Stated exercise = Your task is to print all of the data word for word.

══════

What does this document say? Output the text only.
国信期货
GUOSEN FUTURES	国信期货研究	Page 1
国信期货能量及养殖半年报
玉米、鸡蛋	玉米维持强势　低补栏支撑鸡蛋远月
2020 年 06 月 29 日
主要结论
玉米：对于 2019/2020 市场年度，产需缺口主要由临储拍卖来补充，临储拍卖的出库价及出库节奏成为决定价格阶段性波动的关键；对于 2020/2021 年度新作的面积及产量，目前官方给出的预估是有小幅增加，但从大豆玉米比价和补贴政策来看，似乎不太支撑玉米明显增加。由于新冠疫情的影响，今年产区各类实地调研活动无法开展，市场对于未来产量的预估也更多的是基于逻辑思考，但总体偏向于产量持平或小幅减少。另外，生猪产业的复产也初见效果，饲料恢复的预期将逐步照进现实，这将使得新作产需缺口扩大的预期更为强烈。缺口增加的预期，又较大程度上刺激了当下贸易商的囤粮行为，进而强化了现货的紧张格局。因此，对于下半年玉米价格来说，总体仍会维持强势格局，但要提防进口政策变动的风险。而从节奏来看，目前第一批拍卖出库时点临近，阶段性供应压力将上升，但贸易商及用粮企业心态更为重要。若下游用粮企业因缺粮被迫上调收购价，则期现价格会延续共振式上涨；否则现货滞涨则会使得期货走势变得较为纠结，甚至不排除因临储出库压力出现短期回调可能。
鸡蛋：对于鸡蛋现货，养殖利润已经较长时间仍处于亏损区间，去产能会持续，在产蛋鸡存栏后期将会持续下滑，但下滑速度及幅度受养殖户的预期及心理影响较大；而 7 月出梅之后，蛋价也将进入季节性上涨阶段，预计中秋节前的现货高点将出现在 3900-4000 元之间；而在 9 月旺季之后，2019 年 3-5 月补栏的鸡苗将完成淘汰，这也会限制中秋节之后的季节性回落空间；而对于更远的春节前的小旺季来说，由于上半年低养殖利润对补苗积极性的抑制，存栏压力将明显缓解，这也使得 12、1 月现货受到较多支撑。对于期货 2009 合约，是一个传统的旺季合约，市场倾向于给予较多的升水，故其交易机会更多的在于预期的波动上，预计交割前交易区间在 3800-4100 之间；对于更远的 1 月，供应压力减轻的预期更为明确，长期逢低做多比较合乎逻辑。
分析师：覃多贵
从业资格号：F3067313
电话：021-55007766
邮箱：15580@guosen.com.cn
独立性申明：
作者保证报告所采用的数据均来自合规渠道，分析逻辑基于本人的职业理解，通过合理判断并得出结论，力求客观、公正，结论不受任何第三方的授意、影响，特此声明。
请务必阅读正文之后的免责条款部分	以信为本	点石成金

══════

Correct output =
What does this document say? Output the text only.
国信期货
GUOSEN FUTURES	国信期货研究	Page 1
国信期货能量及养殖半年报
玉米、鸡蛋	玉米维持强势　低补栏支撑鸡蛋远月
2020 年 06 月 29 日
主要结论
玉米：对于 2019/2020 市场年度，产需缺口主要由临储拍卖来补充，临储拍卖的出库价及出库节奏成为决定价格阶段性波动的关键；对于 2020/2021 年度新作的面积及产量，目前官方给出的预估是有小幅增加，但从大豆玉米比价和补贴政策来看，似乎不太支撑玉米明显增加。由于新冠疫情的影响，今年产区各类实地调研活动无法开展，市场对于未来产量的预估也更多的是基于逻辑思考，但总体偏向于产量持平或小幅减少。另外，生猪产业的复产也初见效果，饲料恢复的预期将逐步照进现实，这将使得新作产需缺口扩大的预期更为强烈。缺口增加的预期，又较大程度上刺激了当下贸易商的囤粮行为，进而强化了现货的紧张格局。因此，对于下半年玉米价格来说，总体仍会维持强势格局，但要提防进口政策变动的风险。而从节奏来看，目前第一批拍卖出库时点临近，阶段性供应压力将上升，但贸易商及用粮企业心态更为重要。若下游用粮企业因缺粮被迫上调收购价，则期现价格会延续共振式上涨；否则现货滞涨则会使得期货走势变得较为纠结，甚至不排除因临储出库压力出现短期回调可能。
鸡蛋：对于鸡蛋现货，养殖利润已经较长时间仍处于亏损区间，去产能会持续，在产蛋鸡存栏后期将会持续下滑，但下滑速度及幅度受养殖户的预期及心理影响较大；而 7 月出梅之后，蛋价也将进入季节性上涨阶段，预计中秋节前的现货高点将出现在 3900-4000 元之间；而在 9 月旺季之后，2019 年 3-5 月补栏的鸡苗将完成淘汰，这也会限制中秋节之后的季节性回落空间；而对于更远的春节前的小旺季来说，由于上半年低养殖利润对补苗积极性的抑制，存栏压力将明显缓解，这也使得 12、1 月现货受到较多支撑。对于期货 2009 合约，是一个传统的旺季合约，市场倾向于给予较多的升水，故其交易机会更多的在于预期的波动上，预计交割前交易区间在 3800-4100 之间；对于更远的 1 月，供应压力减轻的预期更为明确，长期逢低做多比较合乎逻辑。
分析师：覃多贵
从业资格号：F3067313
电话：021-55007766
邮箱：15580@guosen.com.cn
独立性申明：
作者保证报告所采用的数据均来自合规渠道，分析逻辑基于本人的职业理解，通过合理判断并得出结论，力求客观、公正，结论不受任何第三方的授意、影响，特此声明。
请务必阅读正文之后的免责条款部分	以信为本	点石成金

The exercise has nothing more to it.